Transformez, s'il vous plaît, toutes les lignes des enregistrements ci-dessous en une liste numérotée, sans les lignes vides.

#####

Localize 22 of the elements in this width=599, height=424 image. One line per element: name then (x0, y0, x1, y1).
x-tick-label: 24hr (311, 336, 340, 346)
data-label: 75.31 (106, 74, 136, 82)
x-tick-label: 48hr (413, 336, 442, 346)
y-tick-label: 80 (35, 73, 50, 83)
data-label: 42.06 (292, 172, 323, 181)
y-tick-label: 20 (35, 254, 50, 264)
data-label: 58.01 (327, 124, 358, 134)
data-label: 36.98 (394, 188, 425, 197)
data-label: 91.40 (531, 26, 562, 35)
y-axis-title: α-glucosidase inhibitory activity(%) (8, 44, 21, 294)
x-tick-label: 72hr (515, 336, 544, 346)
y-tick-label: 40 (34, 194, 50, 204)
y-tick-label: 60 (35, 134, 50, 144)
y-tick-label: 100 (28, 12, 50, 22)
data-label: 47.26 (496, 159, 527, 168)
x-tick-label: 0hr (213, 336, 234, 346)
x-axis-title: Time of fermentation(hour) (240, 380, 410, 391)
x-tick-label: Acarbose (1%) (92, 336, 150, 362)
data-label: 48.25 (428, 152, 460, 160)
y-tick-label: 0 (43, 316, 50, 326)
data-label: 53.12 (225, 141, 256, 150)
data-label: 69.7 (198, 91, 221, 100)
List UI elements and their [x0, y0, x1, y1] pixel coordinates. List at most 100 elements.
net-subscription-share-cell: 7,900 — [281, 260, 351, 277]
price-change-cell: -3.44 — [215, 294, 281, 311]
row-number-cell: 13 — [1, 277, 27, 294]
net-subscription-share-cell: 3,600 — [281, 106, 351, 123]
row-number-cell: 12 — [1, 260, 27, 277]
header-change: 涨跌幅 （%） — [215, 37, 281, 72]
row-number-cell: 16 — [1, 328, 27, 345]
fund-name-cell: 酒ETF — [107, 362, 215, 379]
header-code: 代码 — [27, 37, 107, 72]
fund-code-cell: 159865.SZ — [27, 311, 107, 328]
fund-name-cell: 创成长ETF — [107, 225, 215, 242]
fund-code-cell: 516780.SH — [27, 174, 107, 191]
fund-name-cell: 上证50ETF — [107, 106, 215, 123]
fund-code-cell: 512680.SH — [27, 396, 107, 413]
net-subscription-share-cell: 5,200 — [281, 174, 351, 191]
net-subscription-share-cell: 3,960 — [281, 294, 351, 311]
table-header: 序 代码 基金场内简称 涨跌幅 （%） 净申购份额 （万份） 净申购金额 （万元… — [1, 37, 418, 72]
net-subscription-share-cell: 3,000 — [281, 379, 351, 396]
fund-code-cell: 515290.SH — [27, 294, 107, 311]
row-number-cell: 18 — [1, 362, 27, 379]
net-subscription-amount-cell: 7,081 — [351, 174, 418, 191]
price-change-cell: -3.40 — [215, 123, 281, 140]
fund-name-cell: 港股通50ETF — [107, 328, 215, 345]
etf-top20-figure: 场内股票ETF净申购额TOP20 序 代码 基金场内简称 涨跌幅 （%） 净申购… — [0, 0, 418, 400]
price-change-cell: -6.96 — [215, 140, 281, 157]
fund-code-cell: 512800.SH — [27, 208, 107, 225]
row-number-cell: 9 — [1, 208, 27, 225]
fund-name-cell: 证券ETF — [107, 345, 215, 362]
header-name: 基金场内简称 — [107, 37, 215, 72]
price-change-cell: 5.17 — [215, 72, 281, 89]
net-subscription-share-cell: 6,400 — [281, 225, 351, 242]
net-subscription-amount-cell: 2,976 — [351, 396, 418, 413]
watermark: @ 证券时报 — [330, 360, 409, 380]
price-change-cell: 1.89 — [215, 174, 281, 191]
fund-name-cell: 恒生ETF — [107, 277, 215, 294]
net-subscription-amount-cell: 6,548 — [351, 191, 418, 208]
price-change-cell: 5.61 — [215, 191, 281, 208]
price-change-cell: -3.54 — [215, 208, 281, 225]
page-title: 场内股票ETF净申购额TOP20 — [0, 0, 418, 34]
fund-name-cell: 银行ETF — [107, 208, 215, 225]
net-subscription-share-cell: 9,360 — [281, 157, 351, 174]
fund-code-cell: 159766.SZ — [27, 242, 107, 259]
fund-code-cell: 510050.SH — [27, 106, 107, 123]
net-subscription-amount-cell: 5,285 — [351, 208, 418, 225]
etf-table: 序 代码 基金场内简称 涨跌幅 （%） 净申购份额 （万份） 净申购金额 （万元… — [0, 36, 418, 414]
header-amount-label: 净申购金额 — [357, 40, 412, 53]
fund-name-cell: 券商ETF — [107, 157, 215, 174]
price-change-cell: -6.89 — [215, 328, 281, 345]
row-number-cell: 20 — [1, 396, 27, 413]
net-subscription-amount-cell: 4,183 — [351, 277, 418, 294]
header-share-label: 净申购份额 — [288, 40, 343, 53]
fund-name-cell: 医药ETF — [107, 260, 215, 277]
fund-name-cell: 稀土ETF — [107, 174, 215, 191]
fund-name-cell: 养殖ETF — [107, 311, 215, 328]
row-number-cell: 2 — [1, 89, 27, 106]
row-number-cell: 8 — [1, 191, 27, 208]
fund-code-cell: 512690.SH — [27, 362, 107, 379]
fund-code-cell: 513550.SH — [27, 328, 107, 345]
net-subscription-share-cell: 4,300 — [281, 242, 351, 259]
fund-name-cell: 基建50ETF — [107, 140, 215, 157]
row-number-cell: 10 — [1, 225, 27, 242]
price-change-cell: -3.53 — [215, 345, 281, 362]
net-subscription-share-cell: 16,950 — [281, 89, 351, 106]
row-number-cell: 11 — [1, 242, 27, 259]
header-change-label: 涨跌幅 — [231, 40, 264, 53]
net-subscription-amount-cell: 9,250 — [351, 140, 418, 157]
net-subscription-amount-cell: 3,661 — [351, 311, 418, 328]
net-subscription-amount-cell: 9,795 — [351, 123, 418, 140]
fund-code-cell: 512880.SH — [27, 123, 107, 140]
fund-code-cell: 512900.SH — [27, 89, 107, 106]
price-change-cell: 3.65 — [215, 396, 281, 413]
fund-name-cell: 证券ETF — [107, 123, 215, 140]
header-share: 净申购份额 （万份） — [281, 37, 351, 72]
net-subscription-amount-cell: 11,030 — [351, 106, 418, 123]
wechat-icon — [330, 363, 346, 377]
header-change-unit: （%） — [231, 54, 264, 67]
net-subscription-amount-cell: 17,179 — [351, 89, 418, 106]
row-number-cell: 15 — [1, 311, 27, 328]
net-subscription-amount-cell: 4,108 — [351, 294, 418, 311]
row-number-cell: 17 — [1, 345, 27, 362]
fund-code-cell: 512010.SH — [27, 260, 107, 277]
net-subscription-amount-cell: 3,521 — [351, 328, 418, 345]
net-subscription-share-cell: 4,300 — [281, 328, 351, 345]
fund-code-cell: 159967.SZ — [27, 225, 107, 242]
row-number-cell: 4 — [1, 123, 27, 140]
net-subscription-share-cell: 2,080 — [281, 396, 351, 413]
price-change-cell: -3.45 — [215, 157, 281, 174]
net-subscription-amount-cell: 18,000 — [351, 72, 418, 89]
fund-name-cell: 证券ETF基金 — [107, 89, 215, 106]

#####

**La solution**
1. Localize 22 of the elements in this width=599, height=424 image. One line per element: name then (x0, y0, x1, y1).
2. x-tick-label: 24hr (311, 336, 340, 346)
3. data-label: 75.31 (106, 74, 136, 82)
4. x-tick-label: 48hr (413, 336, 442, 346)
5. y-tick-label: 80 (35, 73, 50, 83)
6. data-label: 42.06 (292, 172, 323, 181)
7. y-tick-label: 20 (35, 254, 50, 264)
8. data-label: 58.01 (327, 124, 358, 134)
9. data-label: 36.98 (394, 188, 425, 197)
10. data-label: 91.40 (531, 26, 562, 35)
11. y-axis-title: α-glucosidase inhibitory activity(%) (8, 44, 21, 294)
12. x-tick-label: 72hr (515, 336, 544, 346)
13. y-tick-label: 40 (34, 194, 50, 204)
14. y-tick-label: 60 (35, 134, 50, 144)
15. y-tick-label: 100 (28, 12, 50, 22)
16. data-label: 47.26 (496, 159, 527, 168)
17. x-tick-label: 0hr (213, 336, 234, 346)
18. x-axis-title: Time of fermentation(hour) (240, 380, 410, 391)
19. x-tick-label: Acarbose (1%) (92, 336, 150, 362)
20. data-label: 48.25 (428, 152, 460, 160)
21. y-tick-label: 0 (43, 316, 50, 326)
22. data-label: 53.12 (225, 141, 256, 150)
23. data-label: 69.7 (198, 91, 221, 100)
24. List UI elements and their [x0, y0, x1, y1] pixel coordinates. List at most 100 elements.
25. net-subscription-share-cell: 7,900 — [281, 260, 351, 277]
26. price-change-cell: -3.44 — [215, 294, 281, 311]
27. row-number-cell: 13 — [1, 277, 27, 294]
28. net-subscription-share-cell: 3,600 — [281, 106, 351, 123]
29. row-number-cell: 12 — [1, 260, 27, 277]
30. header-change: 涨跌幅 （%） — [215, 37, 281, 72]
31. row-number-cell: 16 — [1, 328, 27, 345]
32. fund-name-cell: 酒ETF — [107, 362, 215, 379]
33. header-code: 代码 — [27, 37, 107, 72]
34. fund-code-cell: 159865.SZ — [27, 311, 107, 328]
35. fund-name-cell: 创成长ETF — [107, 225, 215, 242]
36. fund-code-cell: 516780.SH — [27, 174, 107, 191]
37. fund-name-cell: 上证50ETF — [107, 106, 215, 123]
38. fund-code-cell: 512680.SH — [27, 396, 107, 413]
39. net-subscription-share-cell: 5,200 — [281, 174, 351, 191]
40. net-subscription-share-cell: 3,960 — [281, 294, 351, 311]
41. table-header: 序 代码 基金场内简称 涨跌幅 （%） 净申购份额 （万份） 净申购金额 （万元… — [1, 37, 418, 72]
42. net-subscription-share-cell: 3,000 — [281, 379, 351, 396]
43. fund-code-cell: 515290.SH — [27, 294, 107, 311]
44. row-number-cell: 18 — [1, 362, 27, 379]
45. net-subscription-amount-cell: 7,081 — [351, 174, 418, 191]
46. price-change-cell: -3.40 — [215, 123, 281, 140]
47. fund-name-cell: 港股通50ETF — [107, 328, 215, 345]
48. etf-top20-figure: 场内股票ETF净申购额TOP20 序 代码 基金场内简称 涨跌幅 （%） 净申购… — [0, 0, 418, 400]
49. price-change-cell: -6.96 — [215, 140, 281, 157]
50. fund-code-cell: 512800.SH — [27, 208, 107, 225]
51. row-number-cell: 9 — [1, 208, 27, 225]
52. fund-name-cell: 证券ETF — [107, 345, 215, 362]
53. header-name: 基金场内简称 — [107, 37, 215, 72]
54. price-change-cell: 5.17 — [215, 72, 281, 89]
55. net-subscription-share-cell: 6,400 — [281, 225, 351, 242]
56. net-subscription-amount-cell: 2,976 — [351, 396, 418, 413]
57. watermark: @ 证券时报 — [330, 360, 409, 380]
58. price-change-cell: 1.89 — [215, 174, 281, 191]
59. fund-name-cell: 恒生ETF — [107, 277, 215, 294]
60. net-subscription-amount-cell: 6,548 — [351, 191, 418, 208]
61. price-change-cell: 5.61 — [215, 191, 281, 208]
62. price-change-cell: -3.54 — [215, 208, 281, 225]
63. page-title: 场内股票ETF净申购额TOP20 — [0, 0, 418, 34]
64. fund-name-cell: 银行ETF — [107, 208, 215, 225]
65. net-subscription-share-cell: 9,360 — [281, 157, 351, 174]
66. fund-code-cell: 159766.SZ — [27, 242, 107, 259]
67. fund-code-cell: 510050.SH — [27, 106, 107, 123]
68. net-subscription-amount-cell: 5,285 — [351, 208, 418, 225]
69. etf-table: 序 代码 基金场内简称 涨跌幅 （%） 净申购份额 （万份） 净申购金额 （万元… — [0, 36, 418, 414]
70. header-amount-label: 净申购金额 — [357, 40, 412, 53]
71. fund-name-cell: 券商ETF — [107, 157, 215, 174]
72. price-change-cell: -6.89 — [215, 328, 281, 345]
73. row-number-cell: 20 — [1, 396, 27, 413]
74. net-subscription-amount-cell: 4,183 — [351, 277, 418, 294]
75. header-share-label: 净申购份额 — [288, 40, 343, 53]
76. fund-name-cell: 医药ETF — [107, 260, 215, 277]
77. fund-name-cell: 稀土ETF — [107, 174, 215, 191]
78. fund-name-cell: 养殖ETF — [107, 311, 215, 328]
79. row-number-cell: 2 — [1, 89, 27, 106]
80. row-number-cell: 8 — [1, 191, 27, 208]
81. fund-code-cell: 512690.SH — [27, 362, 107, 379]
82. fund-code-cell: 513550.SH — [27, 328, 107, 345]
83. net-subscription-share-cell: 4,300 — [281, 242, 351, 259]
84. fund-name-cell: 基建50ETF — [107, 140, 215, 157]
85. row-number-cell: 10 — [1, 225, 27, 242]
86. price-change-cell: -3.53 — [215, 345, 281, 362]
87. net-subscription-share-cell: 16,950 — [281, 89, 351, 106]
88. row-number-cell: 11 — [1, 242, 27, 259]
89. header-change-label: 涨跌幅 — [231, 40, 264, 53]
90. net-subscription-amount-cell: 9,250 — [351, 140, 418, 157]
91. net-subscription-amount-cell: 3,661 — [351, 311, 418, 328]
92. net-subscription-amount-cell: 9,795 — [351, 123, 418, 140]
93. fund-code-cell: 512880.SH — [27, 123, 107, 140]
94. fund-code-cell: 512900.SH — [27, 89, 107, 106]
95. price-change-cell: 3.65 — [215, 396, 281, 413]
96. fund-name-cell: 证券ETF — [107, 123, 215, 140]
97. header-share: 净申购份额 （万份） — [281, 37, 351, 72]
98. net-subscription-amount-cell: 11,030 — [351, 106, 418, 123]
99. wechat-icon — [330, 363, 346, 377]
100. header-change-unit: （%） — [231, 54, 264, 67]
101. net-subscription-amount-cell: 17,179 — [351, 89, 418, 106]
102. row-number-cell: 15 — [1, 311, 27, 328]
103. net-subscription-amount-cell: 4,108 — [351, 294, 418, 311]
104. row-number-cell: 17 — [1, 345, 27, 362]
105. fund-code-cell: 512010.SH — [27, 260, 107, 277]
106. net-subscription-amount-cell: 3,521 — [351, 328, 418, 345]
107. net-subscription-share-cell: 4,300 — [281, 328, 351, 345]
108. fund-code-cell: 159967.SZ — [27, 225, 107, 242]
109. row-number-cell: 4 — [1, 123, 27, 140]
110. net-subscription-share-cell: 2,080 — [281, 396, 351, 413]
111. price-change-cell: -3.45 — [215, 157, 281, 174]
112. net-subscription-amount-cell: 18,000 — [351, 72, 418, 89]
113. fund-name-cell: 证券ETF基金 — [107, 89, 215, 106]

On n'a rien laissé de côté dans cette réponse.